BLOCO DE TEXTO:
Em artigo intitulado “Viaje mais, presidente” e publicado na Folha de S.Paulo em 2013, Marcelo Odebrecht rechaçou os questionamentos que criticavam a relação entre sua empresa e o já ex-presidente Lula, mas expôs a proximidade da empreiteira com o poder ao confirmar que “a Odebrecht foi, sim, uma das patrocinadoras da ida do ex-presidente Lula a alguns dos países citados”, completando: “E o fizemos de modo transparente, por interesse legítimo e por reconhecer nele uma liderança incontestável, capaz de influenciar a favor do Brasil e, consequentemente, das empresas brasileiras onde quer que estejam”.

Essas proximidade e parceria devem ter pesado para os 13,8 bilhões reais em contratos com a União que as empresas investigadas pela Lava Jato fecharam apenas durante o governo Dilma, segundo levantamento da Associação Contas Abertas. Hoje, essas empreiteiras são responsáveis, por exemplo, por pelo menos dez grandes obras do estratégico setor de energia no país, e algumas dessas empreitadas, como as das usinas hidrelétricas de São Luiz de Tapajós e de Jatobá, ambas no Pará, ainda estão em estágio de ação preparatória, e, portanto, nem saíram do papel. Para os especialistas, os governos federal e estaduais não terão alternativa senão diversificar suas carteiras de empreiteiras contratadas, nem que seja abrindo espaço para empresas estrangeiras e decretando, inevitavelmente, o fim de uma harmoniosa e obscura relação de mais de 50 anos entre as empreiteiras e os governos brasileiros.

REGISTROS DE DADOS:
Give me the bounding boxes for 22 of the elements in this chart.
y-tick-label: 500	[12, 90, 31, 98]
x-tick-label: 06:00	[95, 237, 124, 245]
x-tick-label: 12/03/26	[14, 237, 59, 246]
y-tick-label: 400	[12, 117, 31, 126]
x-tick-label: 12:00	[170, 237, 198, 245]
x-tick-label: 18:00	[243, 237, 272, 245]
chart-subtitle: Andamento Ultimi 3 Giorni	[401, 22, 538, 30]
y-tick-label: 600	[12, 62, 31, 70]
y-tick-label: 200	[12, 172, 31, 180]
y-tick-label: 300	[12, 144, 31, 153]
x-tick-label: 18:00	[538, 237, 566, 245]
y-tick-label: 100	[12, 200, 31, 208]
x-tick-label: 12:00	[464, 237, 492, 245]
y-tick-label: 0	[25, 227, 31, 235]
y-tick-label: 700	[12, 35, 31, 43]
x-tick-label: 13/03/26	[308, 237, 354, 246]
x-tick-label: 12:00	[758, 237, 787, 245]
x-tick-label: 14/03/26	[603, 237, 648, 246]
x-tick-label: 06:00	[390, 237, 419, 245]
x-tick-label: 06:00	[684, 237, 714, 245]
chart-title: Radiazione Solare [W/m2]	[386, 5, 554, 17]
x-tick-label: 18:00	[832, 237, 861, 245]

INSTRUÇÕES:
1. Pode transcrever sem nenhuma alteração as linhas de dados, da primeira até a que contém "237, 787, 245]", incluindo as duas?
2. Pode continuar o texto sobre as empreiteiras e os governos brasileiros a partir do ponto em que ele termina?
O texto e as linhas de dados têm origens distintas.

RESPOSTAS POR TAREFA:
1.
Give me the bounding boxes for 22 of the elements in this chart.
y-tick-label: 500	[12, 90, 31, 98]
x-tick-label: 06:00	[95, 237, 124, 245]
x-tick-label: 12/03/26	[14, 237, 59, 246]
y-tick-label: 400	[12, 117, 31, 126]
x-tick-label: 12:00	[170, 237, 198, 245]
x-tick-label: 18:00	[243, 237, 272, 245]
chart-subtitle: Andamento Ultimi 3 Giorni	[401, 22, 538, 30]
y-tick-label: 600	[12, 62, 31, 70]
y-tick-label: 200	[12, 172, 31, 180]
y-tick-label: 300	[12, 144, 31, 153]
x-tick-label: 18:00	[538, 237, 566, 245]
y-tick-label: 100	[12, 200, 31, 208]
x-tick-label: 12:00	[464, 237, 492, 245]
y-tick-label: 0	[25, 227, 31, 235]
y-tick-label: 700	[12, 35, 31, 43]
x-tick-label: 13/03/26	[308, 237, 354, 246]
x-tick-label: 12:00	[758, 237, 787, 245]

2.
Grandes obras de empresas investigadas pela Lava Jato:

Usina nuclear Angra 3 (RJ)

Custo: 13 bilhões de reais.

Empresas: Andrade Gutierrez, Odebrecht, Camargo Corrêa, UTC e Queiroz Galvão.

Complexo Petroquímico do Rio de Janeiro - Comperj (RJ)

Custo: 26,5 bilhões de reais

Empresa: Odebrecht

Hidrelétrica de Santo Antônio (RO)

Custo: 12 bilhões de reais

Empresas: Andrade Gutierrez e Odebrecht

Conversão da refinaria Presidente Getúlio Vargas (PR)

Custo: 8,7 bilhões de reais

Empresas: OAS, Odebrecht e UTC

Hidrelétrica de Belo Monte (PA)

Custo: 28,9 bilhões de reais

Empresas: Camargo Corrêa, Odebrecht e Andrade Gutierrez

Refinaria de Abreu e Lima (PE)

Custo: 35,7 bilhões de reais

Empresas: Camargo Corrêa, Queiroz Galvão, Iesa, Odebrecht e OAS

Refinaria Premium I (MA)

Custo: 41 bilhões de reais

Empresa: Queiroz Galvão

Trecho sul da ferrovia Norte-Sul (SP)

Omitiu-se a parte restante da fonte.